**MATERIAL TO PROCESS:**

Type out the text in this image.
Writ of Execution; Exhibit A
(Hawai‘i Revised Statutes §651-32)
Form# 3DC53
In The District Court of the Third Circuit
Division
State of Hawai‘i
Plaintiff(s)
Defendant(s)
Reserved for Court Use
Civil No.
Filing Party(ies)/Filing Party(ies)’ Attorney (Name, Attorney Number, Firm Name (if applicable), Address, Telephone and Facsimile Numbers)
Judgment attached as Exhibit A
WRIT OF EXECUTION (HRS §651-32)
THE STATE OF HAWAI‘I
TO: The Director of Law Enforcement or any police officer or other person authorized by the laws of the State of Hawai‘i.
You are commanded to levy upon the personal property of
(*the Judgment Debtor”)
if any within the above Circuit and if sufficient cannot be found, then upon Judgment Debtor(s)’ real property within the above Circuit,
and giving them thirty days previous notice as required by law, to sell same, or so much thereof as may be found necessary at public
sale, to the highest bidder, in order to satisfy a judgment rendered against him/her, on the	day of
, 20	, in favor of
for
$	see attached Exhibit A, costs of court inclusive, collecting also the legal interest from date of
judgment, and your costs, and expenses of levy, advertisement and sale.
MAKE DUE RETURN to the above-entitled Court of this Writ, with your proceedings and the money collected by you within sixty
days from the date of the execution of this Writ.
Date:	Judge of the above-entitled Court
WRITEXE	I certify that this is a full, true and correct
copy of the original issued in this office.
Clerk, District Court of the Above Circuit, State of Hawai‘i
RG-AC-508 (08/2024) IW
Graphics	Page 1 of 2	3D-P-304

**PROMPT:** Could you quote the material above in full, exactly as it stands?

**FINAL RESULT:**
Type out the text in this image.
Writ of Execution; Exhibit A
(Hawai‘i Revised Statutes §651-32)
Form# 3DC53
In The District Court of the Third Circuit
Division
State of Hawai‘i
Plaintiff(s)
Defendant(s)
Reserved for Court Use
Civil No.
Filing Party(ies)/Filing Party(ies)’ Attorney (Name, Attorney Number, Firm Name (if applicable), Address, Telephone and Facsimile Numbers)
Judgment attached as Exhibit A
WRIT OF EXECUTION (HRS §651-32)
THE STATE OF HAWAI‘I
TO: The Director of Law Enforcement or any police officer or other person authorized by the laws of the State of Hawai‘i.
You are commanded to levy upon the personal property of
(*the Judgment Debtor”)
if any within the above Circuit and if sufficient cannot be found, then upon Judgment Debtor(s)’ real property within the above Circuit,
and giving them thirty days previous notice as required by law, to sell same, or so much thereof as may be found necessary at public
sale, to the highest bidder, in order to satisfy a judgment rendered against him/her, on the	day of
, 20	, in favor of
for
$	see attached Exhibit A, costs of court inclusive, collecting also the legal interest from date of
judgment, and your costs, and expenses of levy, advertisement and sale.
MAKE DUE RETURN to the above-entitled Court of this Writ, with your proceedings and the money collected by you within sixty
days from the date of the execution of this Writ.
Date:	Judge of the above-entitled Court
WRITEXE	I certify that this is a full, true and correct
copy of the original issued in this office.
Clerk, District Court of the Above Circuit, State of Hawai‘i
RG-AC-508 (08/2024) IW
Graphics	Page 1 of 2	3D-P-304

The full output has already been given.